(Element and region data)
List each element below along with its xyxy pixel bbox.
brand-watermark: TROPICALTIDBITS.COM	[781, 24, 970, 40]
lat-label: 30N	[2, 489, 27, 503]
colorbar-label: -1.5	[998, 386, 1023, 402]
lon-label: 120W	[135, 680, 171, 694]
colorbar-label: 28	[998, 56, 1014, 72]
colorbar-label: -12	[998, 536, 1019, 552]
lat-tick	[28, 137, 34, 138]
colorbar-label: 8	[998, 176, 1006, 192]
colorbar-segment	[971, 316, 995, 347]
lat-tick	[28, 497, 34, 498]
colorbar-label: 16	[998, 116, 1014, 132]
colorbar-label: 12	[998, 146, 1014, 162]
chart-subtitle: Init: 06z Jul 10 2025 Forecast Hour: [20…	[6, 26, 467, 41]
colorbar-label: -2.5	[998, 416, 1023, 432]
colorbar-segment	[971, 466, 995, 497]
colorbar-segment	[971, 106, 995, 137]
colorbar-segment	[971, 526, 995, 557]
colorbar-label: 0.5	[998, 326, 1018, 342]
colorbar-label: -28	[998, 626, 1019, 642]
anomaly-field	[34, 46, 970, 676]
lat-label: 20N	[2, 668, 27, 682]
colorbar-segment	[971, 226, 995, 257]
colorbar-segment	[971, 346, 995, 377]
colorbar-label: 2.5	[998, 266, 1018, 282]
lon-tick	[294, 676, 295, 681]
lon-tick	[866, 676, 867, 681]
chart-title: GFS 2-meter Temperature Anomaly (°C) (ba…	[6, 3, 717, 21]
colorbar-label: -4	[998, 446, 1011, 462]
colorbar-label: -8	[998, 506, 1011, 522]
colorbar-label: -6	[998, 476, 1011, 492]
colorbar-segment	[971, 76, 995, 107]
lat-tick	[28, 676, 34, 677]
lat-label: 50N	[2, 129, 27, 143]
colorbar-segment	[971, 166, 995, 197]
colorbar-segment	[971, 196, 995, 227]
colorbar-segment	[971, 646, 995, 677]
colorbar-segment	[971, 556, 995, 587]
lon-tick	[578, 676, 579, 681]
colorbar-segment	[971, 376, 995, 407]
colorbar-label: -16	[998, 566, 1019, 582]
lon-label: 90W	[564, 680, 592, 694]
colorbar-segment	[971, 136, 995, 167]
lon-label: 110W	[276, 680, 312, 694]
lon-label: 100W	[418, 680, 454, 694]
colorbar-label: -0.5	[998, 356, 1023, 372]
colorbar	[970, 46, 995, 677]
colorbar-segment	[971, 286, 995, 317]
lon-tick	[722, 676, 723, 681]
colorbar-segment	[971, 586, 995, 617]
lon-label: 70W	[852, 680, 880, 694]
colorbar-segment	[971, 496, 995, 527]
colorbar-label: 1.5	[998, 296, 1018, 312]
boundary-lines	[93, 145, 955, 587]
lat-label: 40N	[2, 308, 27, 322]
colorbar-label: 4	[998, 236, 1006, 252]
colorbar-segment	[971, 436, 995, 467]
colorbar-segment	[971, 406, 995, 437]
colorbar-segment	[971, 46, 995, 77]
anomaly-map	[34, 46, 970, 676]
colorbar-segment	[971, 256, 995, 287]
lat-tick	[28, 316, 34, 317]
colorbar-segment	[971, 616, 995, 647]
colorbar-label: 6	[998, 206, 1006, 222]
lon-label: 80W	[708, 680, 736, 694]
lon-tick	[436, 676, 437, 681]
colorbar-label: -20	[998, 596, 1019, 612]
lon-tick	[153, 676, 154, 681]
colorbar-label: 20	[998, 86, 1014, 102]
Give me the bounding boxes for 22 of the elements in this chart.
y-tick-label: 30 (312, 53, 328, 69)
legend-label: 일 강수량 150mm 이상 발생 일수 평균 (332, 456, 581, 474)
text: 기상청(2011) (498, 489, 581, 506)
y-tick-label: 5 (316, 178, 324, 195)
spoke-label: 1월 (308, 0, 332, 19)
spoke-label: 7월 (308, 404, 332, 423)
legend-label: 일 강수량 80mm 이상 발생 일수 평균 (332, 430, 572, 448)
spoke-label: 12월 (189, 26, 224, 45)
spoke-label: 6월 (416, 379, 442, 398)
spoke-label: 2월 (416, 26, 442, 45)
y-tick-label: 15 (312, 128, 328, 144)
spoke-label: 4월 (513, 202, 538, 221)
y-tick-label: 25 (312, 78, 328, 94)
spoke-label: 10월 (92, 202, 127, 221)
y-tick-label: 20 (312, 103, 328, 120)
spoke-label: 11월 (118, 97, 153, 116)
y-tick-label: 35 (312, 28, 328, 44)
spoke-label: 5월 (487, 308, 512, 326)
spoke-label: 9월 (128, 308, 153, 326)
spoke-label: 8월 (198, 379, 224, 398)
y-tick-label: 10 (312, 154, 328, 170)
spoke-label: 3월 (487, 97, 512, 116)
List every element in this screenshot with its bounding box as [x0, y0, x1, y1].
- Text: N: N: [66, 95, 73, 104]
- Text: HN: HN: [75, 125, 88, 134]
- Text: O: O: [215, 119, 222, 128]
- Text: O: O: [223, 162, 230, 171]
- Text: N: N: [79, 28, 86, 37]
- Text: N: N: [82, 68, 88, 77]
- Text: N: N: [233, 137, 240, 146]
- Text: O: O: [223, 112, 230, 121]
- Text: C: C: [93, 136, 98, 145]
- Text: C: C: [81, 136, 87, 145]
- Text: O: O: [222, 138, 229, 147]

Work required:
Update the items by replacing "lon-label" with "longitude-label" throughout, and leave everything else unchanged.

Answer to this exercise:
List each element below along with its xyxy pixel bbox.
brand-watermark: TROPICALTIDBITS.COM	[781, 24, 970, 40]
lat-label: 30N	[2, 489, 27, 503]
colorbar-label: -1.5	[998, 386, 1023, 402]
longitude-label: 120W	[135, 680, 171, 694]
colorbar-label: 28	[998, 56, 1014, 72]
colorbar-label: -12	[998, 536, 1019, 552]
lat-tick	[28, 137, 34, 138]
colorbar-label: 8	[998, 176, 1006, 192]
colorbar-segment	[971, 316, 995, 347]
lat-tick	[28, 497, 34, 498]
colorbar-label: 16	[998, 116, 1014, 132]
colorbar-label: 12	[998, 146, 1014, 162]
chart-subtitle: Init: 06z Jul 10 2025 Forecast Hour: [20…	[6, 26, 467, 41]
colorbar-label: -2.5	[998, 416, 1023, 432]
colorbar-segment	[971, 466, 995, 497]
colorbar-segment	[971, 106, 995, 137]
colorbar-segment	[971, 526, 995, 557]
colorbar-label: 0.5	[998, 326, 1018, 342]
colorbar-label: -28	[998, 626, 1019, 642]
anomaly-field	[34, 46, 970, 676]
lat-label: 20N	[2, 668, 27, 682]
colorbar-segment	[971, 226, 995, 257]
colorbar-segment	[971, 346, 995, 377]
colorbar-label: 2.5	[998, 266, 1018, 282]
lon-tick	[294, 676, 295, 681]
lon-tick	[866, 676, 867, 681]
chart-title: GFS 2-meter Temperature Anomaly (°C) (ba…	[6, 3, 717, 21]
colorbar-label: -4	[998, 446, 1011, 462]
colorbar-label: -8	[998, 506, 1011, 522]
colorbar-label: -6	[998, 476, 1011, 492]
colorbar-segment	[971, 76, 995, 107]
lat-tick	[28, 676, 34, 677]
lat-label: 50N	[2, 129, 27, 143]
colorbar-segment	[971, 166, 995, 197]
colorbar-segment	[971, 196, 995, 227]
colorbar-segment	[971, 646, 995, 677]
colorbar-segment	[971, 556, 995, 587]
lon-tick	[578, 676, 579, 681]
colorbar-segment	[971, 376, 995, 407]
colorbar-label: -16	[998, 566, 1019, 582]
longitude-label: 90W	[564, 680, 592, 694]
colorbar-segment	[971, 136, 995, 167]
longitude-label: 110W	[276, 680, 312, 694]
longitude-label: 100W	[418, 680, 454, 694]
colorbar-label: -0.5	[998, 356, 1023, 372]
colorbar	[970, 46, 995, 677]
colorbar-segment	[971, 286, 995, 317]
lon-tick	[722, 676, 723, 681]
colorbar-segment	[971, 586, 995, 617]
longitude-label: 70W	[852, 680, 880, 694]
colorbar-segment	[971, 496, 995, 527]
colorbar-label: 1.5	[998, 296, 1018, 312]
boundary-lines	[93, 145, 955, 587]
lat-label: 40N	[2, 308, 27, 322]
colorbar-label: 4	[998, 236, 1006, 252]
colorbar-segment	[971, 436, 995, 467]
colorbar-segment	[971, 406, 995, 437]
colorbar-segment	[971, 46, 995, 77]
anomaly-map	[34, 46, 970, 676]
colorbar-segment	[971, 256, 995, 287]
lat-tick	[28, 316, 34, 317]
colorbar-segment	[971, 616, 995, 647]
colorbar-label: 6	[998, 206, 1006, 222]
longitude-label: 80W	[708, 680, 736, 694]
lon-tick	[436, 676, 437, 681]
colorbar-label: -20	[998, 596, 1019, 612]
lon-tick	[153, 676, 154, 681]
colorbar-label: 20	[998, 86, 1014, 102]
Give me the bounding boxes for 22 of the elements in this chart.
y-tick-label: 30 (312, 53, 328, 69)
legend-label: 일 강수량 150mm 이상 발생 일수 평균 (332, 456, 581, 474)
text: 기상청(2011) (498, 489, 581, 506)
y-tick-label: 5 (316, 178, 324, 195)
spoke-label: 1월 (308, 0, 332, 19)
spoke-label: 7월 (308, 404, 332, 423)
legend-label: 일 강수량 80mm 이상 발생 일수 평균 (332, 430, 572, 448)
spoke-label: 12월 (189, 26, 224, 45)
spoke-label: 6월 (416, 379, 442, 398)
spoke-label: 2월 (416, 26, 442, 45)
y-tick-label: 15 (312, 128, 328, 144)
spoke-label: 4월 (513, 202, 538, 221)
y-tick-label: 25 (312, 78, 328, 94)
spoke-label: 10월 (92, 202, 127, 221)
y-tick-label: 20 (312, 103, 328, 120)
spoke-label: 11월 (118, 97, 153, 116)
y-tick-label: 35 (312, 28, 328, 44)
spoke-label: 5월 (487, 308, 512, 326)
spoke-label: 9월 (128, 308, 153, 326)
spoke-label: 8월 (198, 379, 224, 398)
y-tick-label: 10 (312, 154, 328, 170)
spoke-label: 3월 (487, 97, 512, 116)
List every element in this screenshot with its bounding box as [x0, y0, x1, y1].
- Text: N: N: [66, 95, 73, 104]
- Text: HN: HN: [75, 125, 88, 134]
- Text: O: O: [215, 119, 222, 128]
- Text: O: O: [223, 162, 230, 171]
- Text: N: N: [79, 28, 86, 37]
- Text: N: N: [82, 68, 88, 77]
- Text: N: N: [233, 137, 240, 146]
- Text: O: O: [223, 112, 230, 121]
- Text: C: C: [93, 136, 98, 145]
- Text: C: C: [81, 136, 87, 145]
- Text: O: O: [222, 138, 229, 147]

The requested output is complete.